BEGIN MATERIALS PROVIDED
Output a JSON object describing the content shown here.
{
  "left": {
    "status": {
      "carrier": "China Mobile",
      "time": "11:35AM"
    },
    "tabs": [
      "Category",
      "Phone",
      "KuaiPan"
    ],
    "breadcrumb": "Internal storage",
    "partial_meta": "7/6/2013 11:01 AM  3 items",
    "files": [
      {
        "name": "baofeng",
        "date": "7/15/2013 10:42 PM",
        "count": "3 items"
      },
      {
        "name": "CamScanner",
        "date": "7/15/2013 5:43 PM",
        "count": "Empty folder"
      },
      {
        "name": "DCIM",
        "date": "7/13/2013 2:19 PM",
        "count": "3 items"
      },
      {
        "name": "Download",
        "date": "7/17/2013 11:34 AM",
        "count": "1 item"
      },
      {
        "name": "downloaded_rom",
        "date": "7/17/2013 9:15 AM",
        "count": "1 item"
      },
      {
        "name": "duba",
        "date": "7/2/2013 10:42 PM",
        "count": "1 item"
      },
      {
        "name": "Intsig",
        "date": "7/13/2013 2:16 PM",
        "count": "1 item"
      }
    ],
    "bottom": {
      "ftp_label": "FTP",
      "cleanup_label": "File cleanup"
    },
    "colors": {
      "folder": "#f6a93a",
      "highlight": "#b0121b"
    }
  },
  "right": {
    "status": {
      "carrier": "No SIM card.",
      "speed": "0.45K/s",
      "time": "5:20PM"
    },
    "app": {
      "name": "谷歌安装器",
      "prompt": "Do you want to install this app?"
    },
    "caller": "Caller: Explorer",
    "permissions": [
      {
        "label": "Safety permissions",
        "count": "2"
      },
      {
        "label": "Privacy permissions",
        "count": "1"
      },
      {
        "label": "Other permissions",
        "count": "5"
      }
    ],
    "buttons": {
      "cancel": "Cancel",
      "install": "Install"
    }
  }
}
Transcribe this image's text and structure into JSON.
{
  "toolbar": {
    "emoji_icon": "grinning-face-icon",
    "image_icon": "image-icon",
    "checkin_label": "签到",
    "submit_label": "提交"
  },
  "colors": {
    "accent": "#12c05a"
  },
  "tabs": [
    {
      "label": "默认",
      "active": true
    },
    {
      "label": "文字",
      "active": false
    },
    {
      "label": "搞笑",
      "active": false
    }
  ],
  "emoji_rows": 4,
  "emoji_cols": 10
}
END MATERIALS PROVIDED
• [WRITTEN INSTRUCTION]: Print the whole listing again, exactly.

• [SOLUTION TO THIS EXERCISE]:
Output a JSON object describing the content shown here.
{
  "left": {
    "status": {
      "carrier": "China Mobile",
      "time": "11:35AM"
    },
    "tabs": [
      "Category",
      "Phone",
      "KuaiPan"
    ],
    "breadcrumb": "Internal storage",
    "partial_meta": "7/6/2013 11:01 AM  3 items",
    "files": [
      {
        "name": "baofeng",
        "date": "7/15/2013 10:42 PM",
        "count": "3 items"
      },
      {
        "name": "CamScanner",
        "date": "7/15/2013 5:43 PM",
        "count": "Empty folder"
      },
      {
        "name": "DCIM",
        "date": "7/13/2013 2:19 PM",
        "count": "3 items"
      },
      {
        "name": "Download",
        "date": "7/17/2013 11:34 AM",
        "count": "1 item"
      },
      {
        "name": "downloaded_rom",
        "date": "7/17/2013 9:15 AM",
        "count": "1 item"
      },
      {
        "name": "duba",
        "date": "7/2/2013 10:42 PM",
        "count": "1 item"
      },
      {
        "name": "Intsig",
        "date": "7/13/2013 2:16 PM",
        "count": "1 item"
      }
    ],
    "bottom": {
      "ftp_label": "FTP",
      "cleanup_label": "File cleanup"
    },
    "colors": {
      "folder": "#f6a93a",
      "highlight": "#b0121b"
    }
  },
  "right": {
    "status": {
      "carrier": "No SIM card.",
      "speed": "0.45K/s",
      "time": "5:20PM"
    },
    "app": {
      "name": "谷歌安装器",
      "prompt": "Do you want to install this app?"
    },
    "caller": "Caller: Explorer",
    "permissions": [
      {
        "label": "Safety permissions",
        "count": "2"
      },
      {
        "label": "Privacy permissions",
        "count": "1"
      },
      {
        "label": "Other permissions",
        "count": "5"
      }
    ],
    "buttons": {
      "cancel": "Cancel",
      "install": "Install"
    }
  }
}
Transcribe this image's text and structure into JSON.
{
  "toolbar": {
    "emoji_icon": "grinning-face-icon",
    "image_icon": "image-icon",
    "checkin_label": "签到",
    "submit_label": "提交"
  },
  "colors": {
    "accent": "#12c05a"
  },
  "tabs": [
    {
      "label": "默认",
      "active": true
    },
    {
      "label": "文字",
      "active": false
    },
    {
      "label": "搞笑",
      "active": false
    }
  ],
  "emoji_rows": 4,
  "emoji_cols": 10
}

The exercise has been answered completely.